Stored items from a collection

#####

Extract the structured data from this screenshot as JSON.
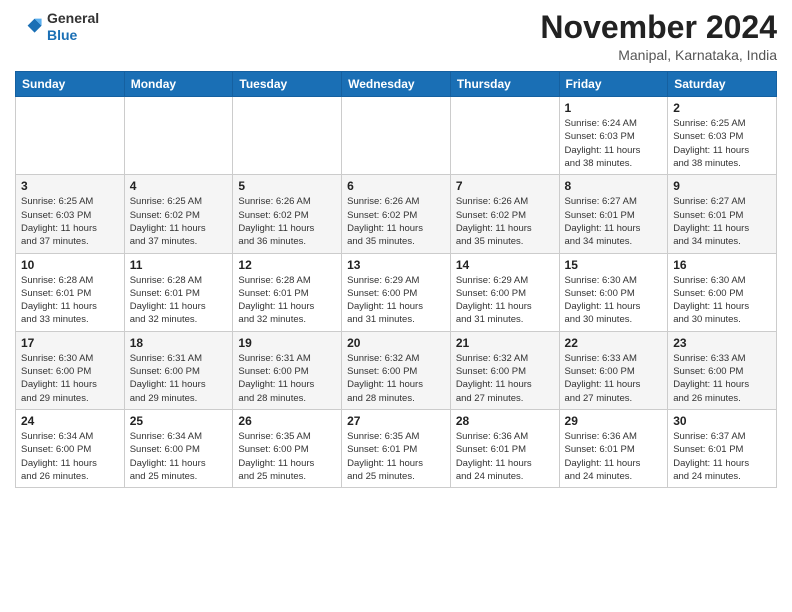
{
  "header": {
    "logo": {
      "line1": "General",
      "line2": "Blue"
    },
    "title": "November 2024",
    "location": "Manipal, Karnataka, India"
  },
  "weekdays": [
    "Sunday",
    "Monday",
    "Tuesday",
    "Wednesday",
    "Thursday",
    "Friday",
    "Saturday"
  ],
  "weeks": [
    [
      {
        "day": "",
        "info": ""
      },
      {
        "day": "",
        "info": ""
      },
      {
        "day": "",
        "info": ""
      },
      {
        "day": "",
        "info": ""
      },
      {
        "day": "",
        "info": ""
      },
      {
        "day": "1",
        "info": "Sunrise: 6:24 AM\nSunset: 6:03 PM\nDaylight: 11 hours\nand 38 minutes."
      },
      {
        "day": "2",
        "info": "Sunrise: 6:25 AM\nSunset: 6:03 PM\nDaylight: 11 hours\nand 38 minutes."
      }
    ],
    [
      {
        "day": "3",
        "info": "Sunrise: 6:25 AM\nSunset: 6:03 PM\nDaylight: 11 hours\nand 37 minutes."
      },
      {
        "day": "4",
        "info": "Sunrise: 6:25 AM\nSunset: 6:02 PM\nDaylight: 11 hours\nand 37 minutes."
      },
      {
        "day": "5",
        "info": "Sunrise: 6:26 AM\nSunset: 6:02 PM\nDaylight: 11 hours\nand 36 minutes."
      },
      {
        "day": "6",
        "info": "Sunrise: 6:26 AM\nSunset: 6:02 PM\nDaylight: 11 hours\nand 35 minutes."
      },
      {
        "day": "7",
        "info": "Sunrise: 6:26 AM\nSunset: 6:02 PM\nDaylight: 11 hours\nand 35 minutes."
      },
      {
        "day": "8",
        "info": "Sunrise: 6:27 AM\nSunset: 6:01 PM\nDaylight: 11 hours\nand 34 minutes."
      },
      {
        "day": "9",
        "info": "Sunrise: 6:27 AM\nSunset: 6:01 PM\nDaylight: 11 hours\nand 34 minutes."
      }
    ],
    [
      {
        "day": "10",
        "info": "Sunrise: 6:28 AM\nSunset: 6:01 PM\nDaylight: 11 hours\nand 33 minutes."
      },
      {
        "day": "11",
        "info": "Sunrise: 6:28 AM\nSunset: 6:01 PM\nDaylight: 11 hours\nand 32 minutes."
      },
      {
        "day": "12",
        "info": "Sunrise: 6:28 AM\nSunset: 6:01 PM\nDaylight: 11 hours\nand 32 minutes."
      },
      {
        "day": "13",
        "info": "Sunrise: 6:29 AM\nSunset: 6:00 PM\nDaylight: 11 hours\nand 31 minutes."
      },
      {
        "day": "14",
        "info": "Sunrise: 6:29 AM\nSunset: 6:00 PM\nDaylight: 11 hours\nand 31 minutes."
      },
      {
        "day": "15",
        "info": "Sunrise: 6:30 AM\nSunset: 6:00 PM\nDaylight: 11 hours\nand 30 minutes."
      },
      {
        "day": "16",
        "info": "Sunrise: 6:30 AM\nSunset: 6:00 PM\nDaylight: 11 hours\nand 30 minutes."
      }
    ],
    [
      {
        "day": "17",
        "info": "Sunrise: 6:30 AM\nSunset: 6:00 PM\nDaylight: 11 hours\nand 29 minutes."
      },
      {
        "day": "18",
        "info": "Sunrise: 6:31 AM\nSunset: 6:00 PM\nDaylight: 11 hours\nand 29 minutes."
      },
      {
        "day": "19",
        "info": "Sunrise: 6:31 AM\nSunset: 6:00 PM\nDaylight: 11 hours\nand 28 minutes."
      },
      {
        "day": "20",
        "info": "Sunrise: 6:32 AM\nSunset: 6:00 PM\nDaylight: 11 hours\nand 28 minutes."
      },
      {
        "day": "21",
        "info": "Sunrise: 6:32 AM\nSunset: 6:00 PM\nDaylight: 11 hours\nand 27 minutes."
      },
      {
        "day": "22",
        "info": "Sunrise: 6:33 AM\nSunset: 6:00 PM\nDaylight: 11 hours\nand 27 minutes."
      },
      {
        "day": "23",
        "info": "Sunrise: 6:33 AM\nSunset: 6:00 PM\nDaylight: 11 hours\nand 26 minutes."
      }
    ],
    [
      {
        "day": "24",
        "info": "Sunrise: 6:34 AM\nSunset: 6:00 PM\nDaylight: 11 hours\nand 26 minutes."
      },
      {
        "day": "25",
        "info": "Sunrise: 6:34 AM\nSunset: 6:00 PM\nDaylight: 11 hours\nand 25 minutes."
      },
      {
        "day": "26",
        "info": "Sunrise: 6:35 AM\nSunset: 6:00 PM\nDaylight: 11 hours\nand 25 minutes."
      },
      {
        "day": "27",
        "info": "Sunrise: 6:35 AM\nSunset: 6:01 PM\nDaylight: 11 hours\nand 25 minutes."
      },
      {
        "day": "28",
        "info": "Sunrise: 6:36 AM\nSunset: 6:01 PM\nDaylight: 11 hours\nand 24 minutes."
      },
      {
        "day": "29",
        "info": "Sunrise: 6:36 AM\nSunset: 6:01 PM\nDaylight: 11 hours\nand 24 minutes."
      },
      {
        "day": "30",
        "info": "Sunrise: 6:37 AM\nSunset: 6:01 PM\nDaylight: 11 hours\nand 24 minutes."
      }
    ]
  ]
}
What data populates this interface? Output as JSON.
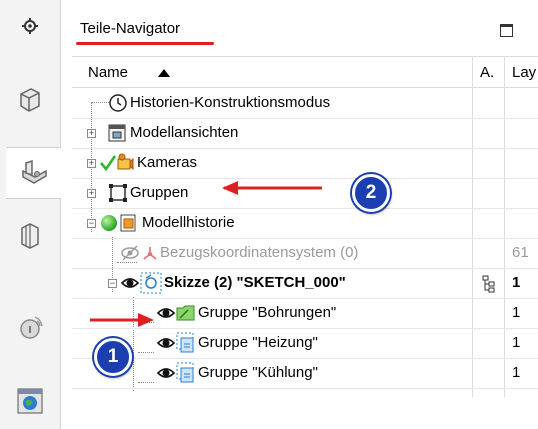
{
  "panel": {
    "title": "Teile-Navigator"
  },
  "columns": {
    "name": "Name",
    "a": "A.",
    "layer": "Lay"
  },
  "rows": [
    {
      "label": "Historien-Konstruktionsmodus"
    },
    {
      "label": "Modellansichten"
    },
    {
      "label": "Kameras"
    },
    {
      "label": "Gruppen"
    },
    {
      "label": "Modellhistorie"
    },
    {
      "label": "Bezugskoordinatensystem (0)",
      "layer": "61"
    },
    {
      "label": "Skizze (2) \"SKETCH_000\"",
      "layer": "1"
    },
    {
      "label": "Gruppe \"Bohrungen\"",
      "layer": "1"
    },
    {
      "label": "Gruppe \"Heizung\"",
      "layer": "1"
    },
    {
      "label": "Gruppe \"Kühlung\"",
      "layer": "1"
    }
  ],
  "annotations": {
    "badge1": "1",
    "badge2": "2"
  },
  "colors": {
    "annotation_red": "#e02020",
    "badge_blue": "#1b3fb0",
    "check_green": "#2fb52f"
  }
}
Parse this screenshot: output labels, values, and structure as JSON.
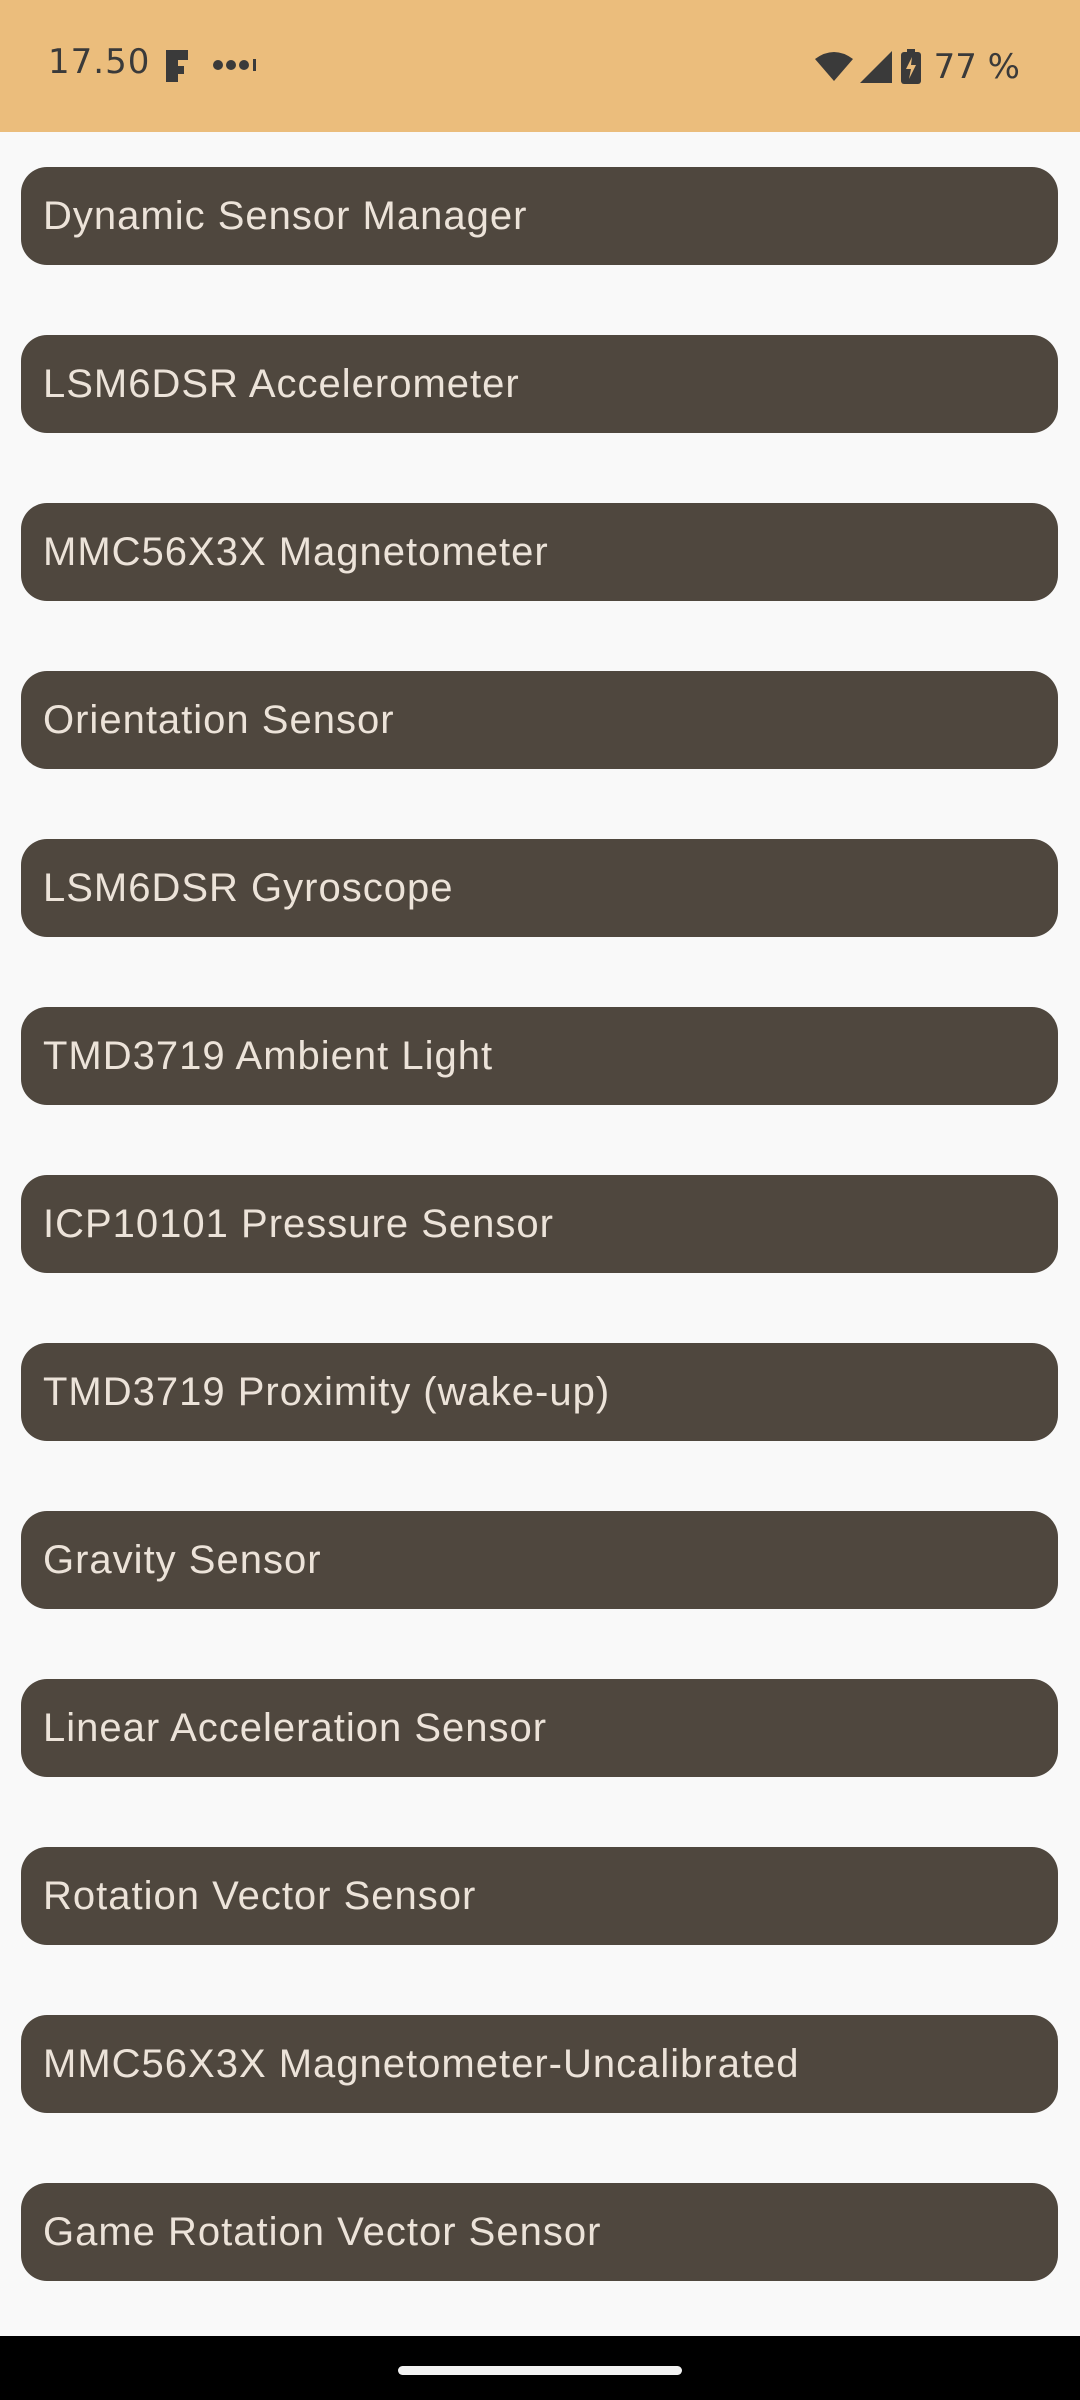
{
  "status_bar": {
    "time": "17.50",
    "battery": "77 %",
    "icons": [
      "app-notification-icon",
      "more-notifications-icon",
      "wifi-icon",
      "cell-signal-icon",
      "battery-charging-icon"
    ]
  },
  "sensors": [
    {
      "label": "Dynamic Sensor Manager"
    },
    {
      "label": "LSM6DSR Accelerometer"
    },
    {
      "label": "MMC56X3X Magnetometer"
    },
    {
      "label": "Orientation Sensor"
    },
    {
      "label": "LSM6DSR Gyroscope"
    },
    {
      "label": "TMD3719 Ambient Light"
    },
    {
      "label": "ICP10101 Pressure Sensor"
    },
    {
      "label": "TMD3719 Proximity (wake-up)"
    },
    {
      "label": "Gravity Sensor"
    },
    {
      "label": "Linear Acceleration Sensor"
    },
    {
      "label": "Rotation Vector Sensor"
    },
    {
      "label": "MMC56X3X Magnetometer-Uncalibrated"
    },
    {
      "label": "Game Rotation Vector Sensor"
    }
  ],
  "colors": {
    "status_bar_bg": "#ebbd7c",
    "button_bg": "#4f473e",
    "button_text": "#ece3d9",
    "page_bg": "#f9f9f9"
  }
}
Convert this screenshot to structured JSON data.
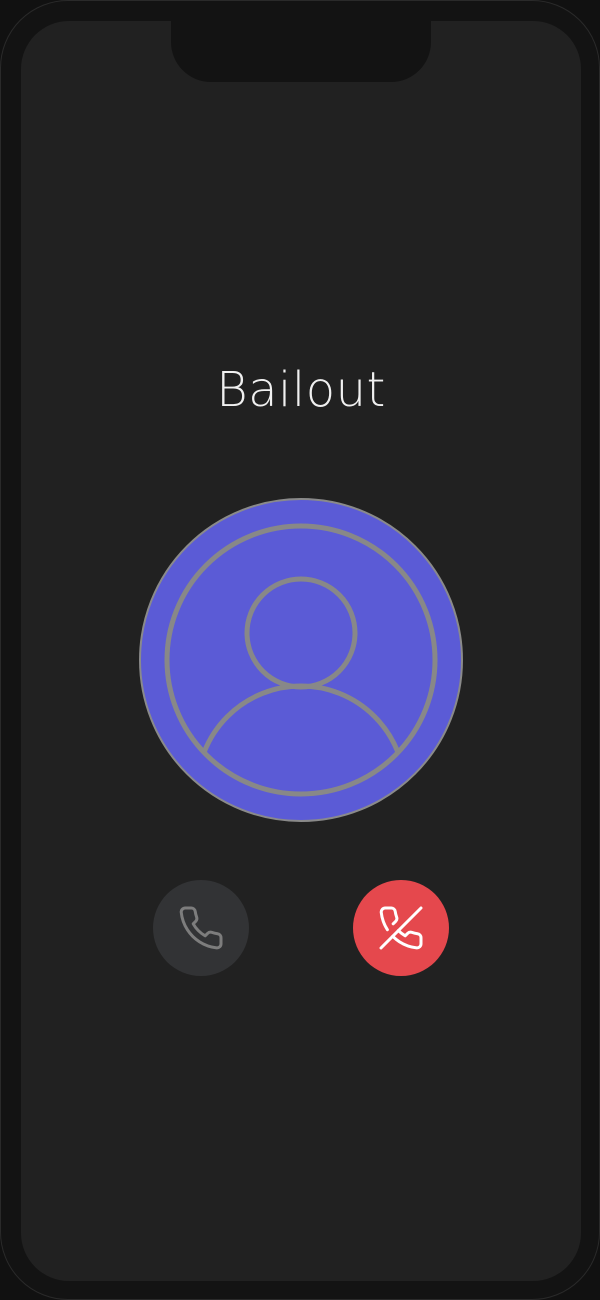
{
  "call": {
    "caller_name": "Bailout"
  },
  "avatar": {
    "icon": "user-circle-icon",
    "background_color": "#5b5bd6",
    "stroke_color": "#888888"
  },
  "actions": {
    "accept": {
      "icon": "phone-icon",
      "background_color": "#323335",
      "icon_color": "#7d7d7d"
    },
    "decline": {
      "icon": "phone-off-icon",
      "background_color": "#e5484d",
      "icon_color": "#ffffff"
    }
  },
  "colors": {
    "screen_background": "#212121",
    "frame_background": "#131313",
    "text": "#f0f0f0"
  }
}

#####

Look through the lines above and collect those with the word "data".

Extract the structured data from this screenshot as JSON.
What data populates this interface? Output as JSON.
Convert this screenshot to structured JSON data.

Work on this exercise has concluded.